--- BEGIN AVAILABLE RECORDS ---
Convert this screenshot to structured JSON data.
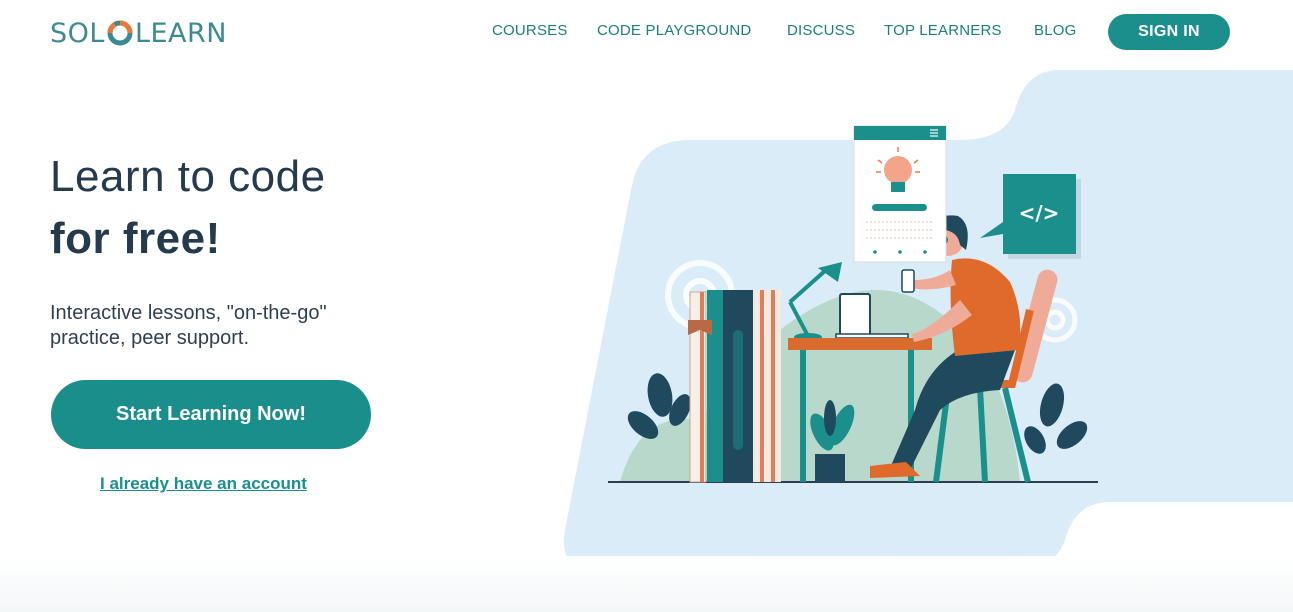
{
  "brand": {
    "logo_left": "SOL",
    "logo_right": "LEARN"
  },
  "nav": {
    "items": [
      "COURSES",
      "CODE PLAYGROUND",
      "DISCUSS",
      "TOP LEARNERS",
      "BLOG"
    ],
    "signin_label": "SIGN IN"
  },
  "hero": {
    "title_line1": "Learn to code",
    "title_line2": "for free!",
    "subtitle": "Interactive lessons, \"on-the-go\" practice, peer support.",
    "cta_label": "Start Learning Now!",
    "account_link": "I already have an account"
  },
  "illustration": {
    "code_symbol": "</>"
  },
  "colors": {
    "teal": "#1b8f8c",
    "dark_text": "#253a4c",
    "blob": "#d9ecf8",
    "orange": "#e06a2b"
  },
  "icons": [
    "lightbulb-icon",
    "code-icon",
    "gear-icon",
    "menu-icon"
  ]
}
--- END AVAILABLE RECORDS ---
--- BEGIN AVAILABLE RECORDS ---
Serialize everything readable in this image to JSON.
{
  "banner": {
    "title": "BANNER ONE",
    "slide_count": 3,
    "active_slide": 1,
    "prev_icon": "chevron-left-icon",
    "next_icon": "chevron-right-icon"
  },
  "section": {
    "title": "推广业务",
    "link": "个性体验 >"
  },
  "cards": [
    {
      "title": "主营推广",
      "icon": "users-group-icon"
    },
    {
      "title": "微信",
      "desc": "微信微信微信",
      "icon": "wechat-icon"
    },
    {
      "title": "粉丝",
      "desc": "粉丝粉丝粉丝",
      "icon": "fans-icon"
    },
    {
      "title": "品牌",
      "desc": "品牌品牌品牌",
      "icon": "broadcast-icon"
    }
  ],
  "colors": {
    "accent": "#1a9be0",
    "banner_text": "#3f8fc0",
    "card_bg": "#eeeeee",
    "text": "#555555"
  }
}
--- END AVAILABLE RECORDS ---
--- BEGIN AVAILABLE RECORDS ---
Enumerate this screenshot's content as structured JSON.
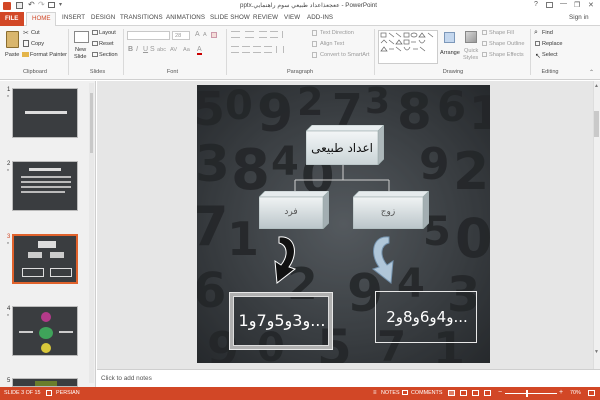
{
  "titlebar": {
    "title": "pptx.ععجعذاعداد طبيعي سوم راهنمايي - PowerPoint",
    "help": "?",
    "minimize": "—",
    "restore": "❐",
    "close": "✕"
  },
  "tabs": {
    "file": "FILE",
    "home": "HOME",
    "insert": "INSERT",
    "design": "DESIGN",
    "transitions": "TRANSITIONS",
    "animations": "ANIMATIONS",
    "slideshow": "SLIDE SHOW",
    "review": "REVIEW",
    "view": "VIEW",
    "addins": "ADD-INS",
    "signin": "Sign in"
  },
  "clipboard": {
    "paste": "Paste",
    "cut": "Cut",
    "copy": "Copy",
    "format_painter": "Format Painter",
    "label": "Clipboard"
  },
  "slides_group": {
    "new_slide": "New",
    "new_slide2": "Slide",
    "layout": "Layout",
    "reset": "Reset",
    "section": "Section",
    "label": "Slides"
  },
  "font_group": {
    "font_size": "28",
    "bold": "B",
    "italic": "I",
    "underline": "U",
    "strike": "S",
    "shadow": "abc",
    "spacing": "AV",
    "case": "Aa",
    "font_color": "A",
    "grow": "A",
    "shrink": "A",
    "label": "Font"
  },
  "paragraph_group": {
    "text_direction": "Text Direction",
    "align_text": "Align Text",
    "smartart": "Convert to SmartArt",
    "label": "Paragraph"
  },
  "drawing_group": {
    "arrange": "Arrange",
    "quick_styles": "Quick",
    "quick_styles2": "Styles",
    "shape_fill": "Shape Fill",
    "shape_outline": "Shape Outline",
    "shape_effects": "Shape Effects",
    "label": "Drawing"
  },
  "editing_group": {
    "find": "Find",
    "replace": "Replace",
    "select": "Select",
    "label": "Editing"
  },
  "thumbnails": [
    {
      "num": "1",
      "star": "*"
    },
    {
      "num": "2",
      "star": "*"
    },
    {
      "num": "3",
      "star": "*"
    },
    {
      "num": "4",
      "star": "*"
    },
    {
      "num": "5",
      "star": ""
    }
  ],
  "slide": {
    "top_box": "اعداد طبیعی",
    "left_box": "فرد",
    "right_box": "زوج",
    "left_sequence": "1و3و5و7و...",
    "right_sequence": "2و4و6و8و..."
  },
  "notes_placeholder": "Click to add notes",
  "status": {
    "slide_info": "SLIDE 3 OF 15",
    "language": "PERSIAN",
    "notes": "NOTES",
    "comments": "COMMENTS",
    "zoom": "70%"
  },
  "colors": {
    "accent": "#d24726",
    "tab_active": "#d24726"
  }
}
--- END AVAILABLE RECORDS ---
Return every line in the listing that contains the word "chevron".

*RESULT*
    "prev_icon": "chevron-left-icon",
    "next_icon": "chevron-right-icon"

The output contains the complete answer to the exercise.